[BEGIN Data for this exercise]

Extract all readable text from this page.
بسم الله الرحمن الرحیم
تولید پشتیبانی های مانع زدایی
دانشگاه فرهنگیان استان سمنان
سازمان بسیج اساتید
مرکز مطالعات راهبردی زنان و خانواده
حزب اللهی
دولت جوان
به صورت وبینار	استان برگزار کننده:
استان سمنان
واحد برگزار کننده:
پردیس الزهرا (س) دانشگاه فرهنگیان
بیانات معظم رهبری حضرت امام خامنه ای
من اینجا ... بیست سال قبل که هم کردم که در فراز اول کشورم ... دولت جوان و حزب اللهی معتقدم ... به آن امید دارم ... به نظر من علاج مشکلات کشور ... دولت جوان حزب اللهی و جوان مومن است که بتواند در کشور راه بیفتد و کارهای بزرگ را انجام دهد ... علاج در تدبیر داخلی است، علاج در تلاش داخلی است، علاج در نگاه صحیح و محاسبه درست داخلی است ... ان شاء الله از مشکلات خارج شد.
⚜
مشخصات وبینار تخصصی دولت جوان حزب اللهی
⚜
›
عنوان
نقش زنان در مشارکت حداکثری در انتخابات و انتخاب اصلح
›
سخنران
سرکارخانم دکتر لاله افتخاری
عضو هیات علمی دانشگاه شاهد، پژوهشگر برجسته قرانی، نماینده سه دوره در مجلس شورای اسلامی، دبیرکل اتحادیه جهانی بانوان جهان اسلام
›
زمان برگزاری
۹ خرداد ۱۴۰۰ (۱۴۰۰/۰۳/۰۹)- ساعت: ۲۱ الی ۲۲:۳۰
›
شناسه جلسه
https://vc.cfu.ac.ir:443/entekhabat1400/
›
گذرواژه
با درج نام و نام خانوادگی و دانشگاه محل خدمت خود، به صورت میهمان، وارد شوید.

[END Data for this exercise]

## The exercise
Gather every line containing the word "اللهی" and copy it.

## Correct result
حزب اللهی
من اینجا ... بیست سال قبل که هم کردم که در فراز اول کشورم ... دولت جوان و حزب اللهی معتقدم ... به آن امید دارم ... به نظر من علاج مشکلات کشور ... دولت جوان حزب اللهی و جوان مومن است که بتواند در کشور راه بیفتد و کارهای بزرگ را انجام دهد ... علاج در تدبیر داخلی است، علاج در تلاش داخلی است، علاج در نگاه صحیح و محاسبه درست داخلی است ... ان شاء الله از مشکلات خارج شد.
مشخصات وبینار تخصصی دولت جوان حزب اللهی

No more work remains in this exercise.